▸ **REQUEST**
Check each line of the listing for the string "dịch", count the lines that have it, and answer with that number only.

***** ENTRIES SUPPLIED *****

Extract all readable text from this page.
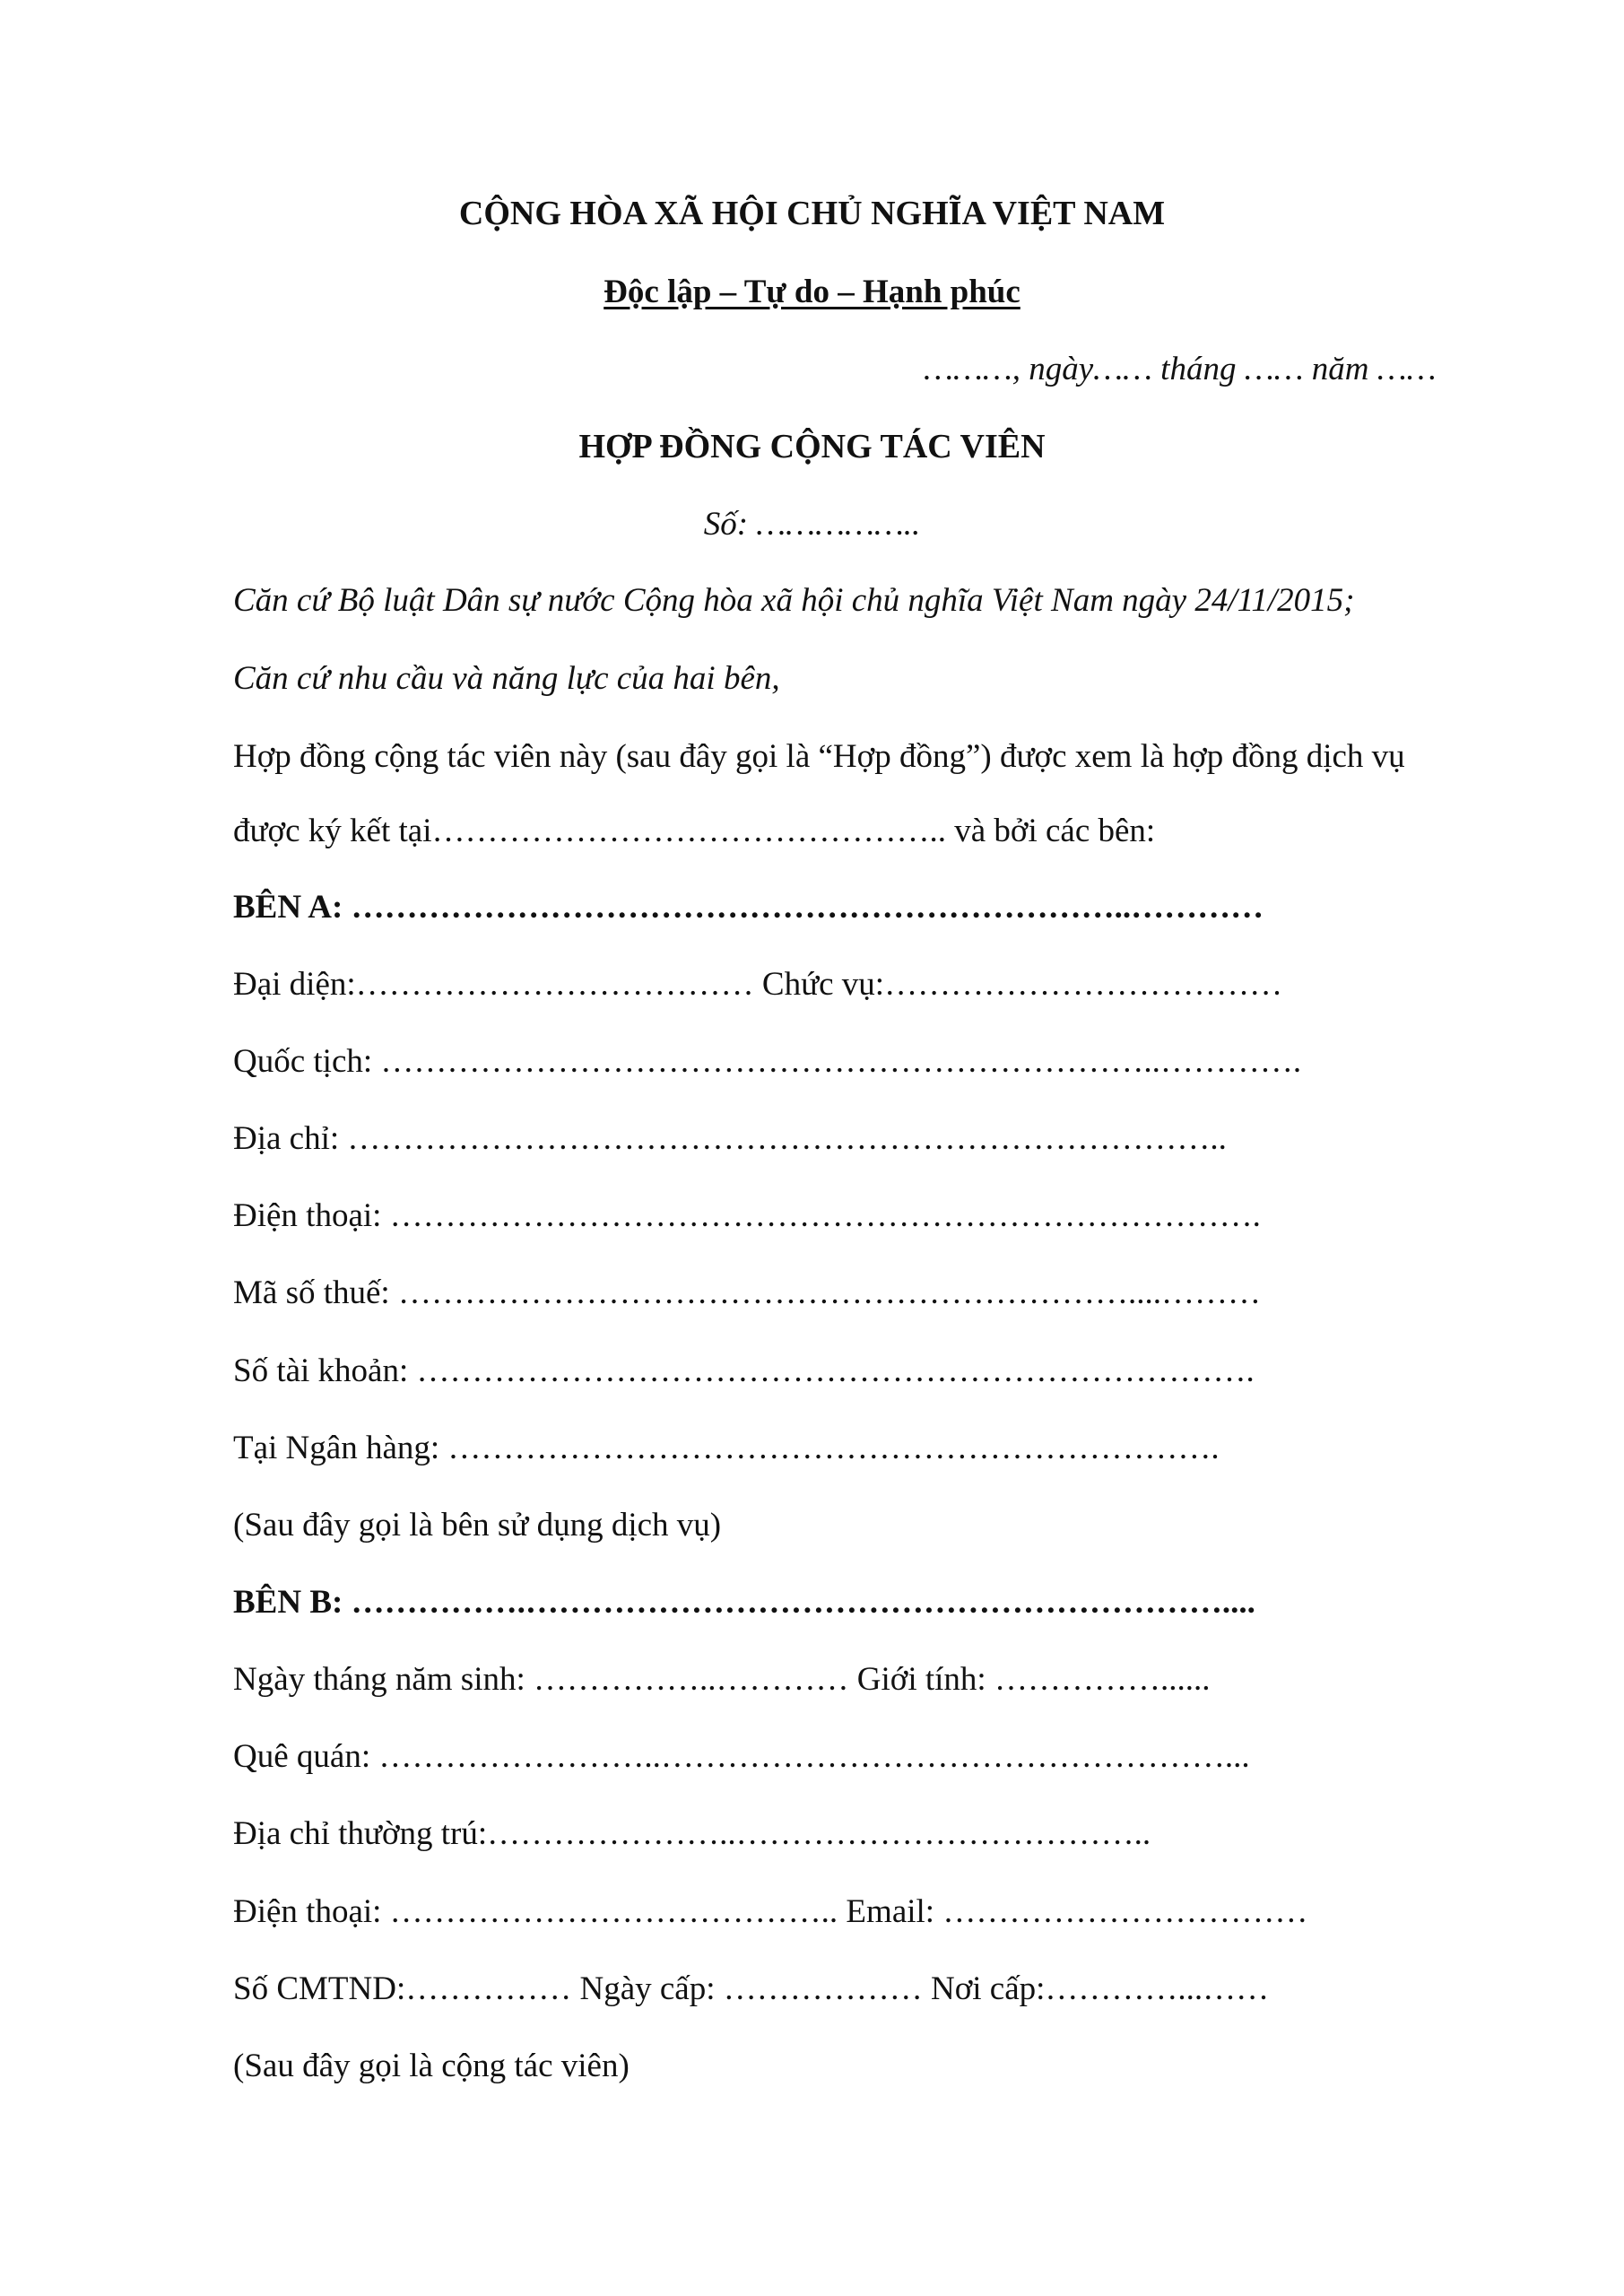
CỘNG HÒA XÃ HỘI CHỦ NGHĨA VIỆT NAM
Độc lập – Tự do – Hạnh phúc
………, ngày…… tháng …… năm ……
HỢP ĐỒNG CỘNG TÁC VIÊN
Số: ……………..
Căn cứ Bộ luật Dân sự nước Cộng hòa xã hội chủ nghĩa Việt Nam ngày 24/11/2015;
Căn cứ nhu cầu và năng lực của hai bên,
Hợp đồng cộng tác viên này (sau đây gọi là “Hợp đồng”) được xem là hợp đồng dịch vụ
được ký kết tại……………………………………….. và bởi các bên:
BÊN A: ……………………………………………………………..…………
Đại diện:……………………………… Chức vụ:………………………………
Quốc tịch: ……………………………………………………………..………….
Địa chỉ: ……………………………………………………………………..
Điện thoại: …………………………………………………………………….
Mã số thuế: …………………………………………………………....………
Số tài khoản: ………………………………………………………………….
Tại Ngân hàng: …………………………………………………………….
(Sau đây gọi là bên sử dụng dịch vụ)
BÊN B: …………….………………………………………………………....
Ngày tháng năm sinh: ……………..………… Giới tính: ……………......
Quê quán: ……………………..……………………………………………...
Địa chỉ thường trú:…………………..………………………………..
Điện thoại: ………………………………….. Email: ……………………………
Số CMTND:…………… Ngày cấp: ……………… Nơi cấp:…………...……
(Sau đây gọi là cộng tác viên)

*****

▸ **RESPONSE TO THE TASK**
2